> [Exercise goal]
Report how many lines hold the word "wiele"; give nothing but the number.

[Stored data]
— START —
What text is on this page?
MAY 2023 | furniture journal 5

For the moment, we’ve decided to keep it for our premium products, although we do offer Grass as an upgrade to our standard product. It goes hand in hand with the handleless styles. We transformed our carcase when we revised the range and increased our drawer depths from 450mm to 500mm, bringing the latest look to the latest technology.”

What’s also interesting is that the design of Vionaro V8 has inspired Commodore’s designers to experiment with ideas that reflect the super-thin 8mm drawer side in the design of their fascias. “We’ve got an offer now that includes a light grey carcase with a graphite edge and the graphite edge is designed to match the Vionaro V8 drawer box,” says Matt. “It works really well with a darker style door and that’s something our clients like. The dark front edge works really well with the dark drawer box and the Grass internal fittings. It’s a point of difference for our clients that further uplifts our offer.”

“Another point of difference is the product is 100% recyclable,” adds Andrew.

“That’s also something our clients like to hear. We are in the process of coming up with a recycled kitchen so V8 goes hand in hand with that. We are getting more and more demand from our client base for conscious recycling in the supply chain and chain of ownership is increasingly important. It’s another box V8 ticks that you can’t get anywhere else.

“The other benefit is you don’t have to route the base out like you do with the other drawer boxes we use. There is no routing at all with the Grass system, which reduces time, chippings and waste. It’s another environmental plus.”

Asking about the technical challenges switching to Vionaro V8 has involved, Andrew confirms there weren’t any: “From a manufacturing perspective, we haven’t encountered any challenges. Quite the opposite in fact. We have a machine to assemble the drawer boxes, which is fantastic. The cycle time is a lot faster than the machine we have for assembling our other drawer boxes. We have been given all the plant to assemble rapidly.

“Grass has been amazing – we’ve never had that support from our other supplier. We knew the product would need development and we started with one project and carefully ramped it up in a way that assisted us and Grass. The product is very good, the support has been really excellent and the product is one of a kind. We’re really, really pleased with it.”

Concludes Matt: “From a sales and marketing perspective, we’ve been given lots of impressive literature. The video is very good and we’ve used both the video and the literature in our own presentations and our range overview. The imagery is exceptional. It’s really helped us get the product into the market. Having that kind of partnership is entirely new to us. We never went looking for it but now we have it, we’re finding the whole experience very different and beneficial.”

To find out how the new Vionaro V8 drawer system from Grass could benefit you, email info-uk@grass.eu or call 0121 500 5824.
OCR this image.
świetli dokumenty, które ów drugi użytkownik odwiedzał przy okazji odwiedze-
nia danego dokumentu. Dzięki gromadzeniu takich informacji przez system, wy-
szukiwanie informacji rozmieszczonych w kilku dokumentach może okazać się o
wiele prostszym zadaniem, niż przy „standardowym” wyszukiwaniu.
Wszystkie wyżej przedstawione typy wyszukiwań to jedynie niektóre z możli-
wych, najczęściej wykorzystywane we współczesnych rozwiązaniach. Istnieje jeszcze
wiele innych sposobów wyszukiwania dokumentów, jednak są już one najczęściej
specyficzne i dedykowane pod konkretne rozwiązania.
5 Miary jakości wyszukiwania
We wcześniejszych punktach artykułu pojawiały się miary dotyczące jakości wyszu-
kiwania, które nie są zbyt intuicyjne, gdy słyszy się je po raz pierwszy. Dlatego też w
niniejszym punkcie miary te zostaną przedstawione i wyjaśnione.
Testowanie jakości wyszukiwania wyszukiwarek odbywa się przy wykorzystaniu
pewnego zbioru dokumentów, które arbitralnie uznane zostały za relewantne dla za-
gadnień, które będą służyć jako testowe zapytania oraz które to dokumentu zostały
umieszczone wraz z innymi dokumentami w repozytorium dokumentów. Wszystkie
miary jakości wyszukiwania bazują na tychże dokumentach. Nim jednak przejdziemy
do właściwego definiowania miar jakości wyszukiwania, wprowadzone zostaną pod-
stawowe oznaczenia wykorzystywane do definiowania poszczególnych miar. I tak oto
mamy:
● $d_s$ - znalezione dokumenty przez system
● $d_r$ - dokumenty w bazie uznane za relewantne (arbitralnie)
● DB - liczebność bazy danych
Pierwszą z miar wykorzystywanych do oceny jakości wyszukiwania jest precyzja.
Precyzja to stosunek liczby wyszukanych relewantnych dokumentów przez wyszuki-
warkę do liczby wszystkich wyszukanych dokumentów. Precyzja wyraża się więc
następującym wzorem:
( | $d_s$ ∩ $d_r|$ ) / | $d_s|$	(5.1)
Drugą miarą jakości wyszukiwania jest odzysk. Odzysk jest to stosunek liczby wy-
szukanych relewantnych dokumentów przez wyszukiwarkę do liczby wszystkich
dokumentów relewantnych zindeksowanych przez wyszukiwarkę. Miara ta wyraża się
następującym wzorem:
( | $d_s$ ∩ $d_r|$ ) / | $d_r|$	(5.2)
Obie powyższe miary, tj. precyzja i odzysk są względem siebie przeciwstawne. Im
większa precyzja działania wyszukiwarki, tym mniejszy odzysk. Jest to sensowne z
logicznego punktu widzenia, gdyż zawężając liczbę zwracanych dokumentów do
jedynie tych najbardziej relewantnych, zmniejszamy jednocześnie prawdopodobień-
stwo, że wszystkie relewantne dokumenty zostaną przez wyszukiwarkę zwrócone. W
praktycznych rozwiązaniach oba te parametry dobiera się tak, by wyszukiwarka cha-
— END —
> [Solution to the exercise]
2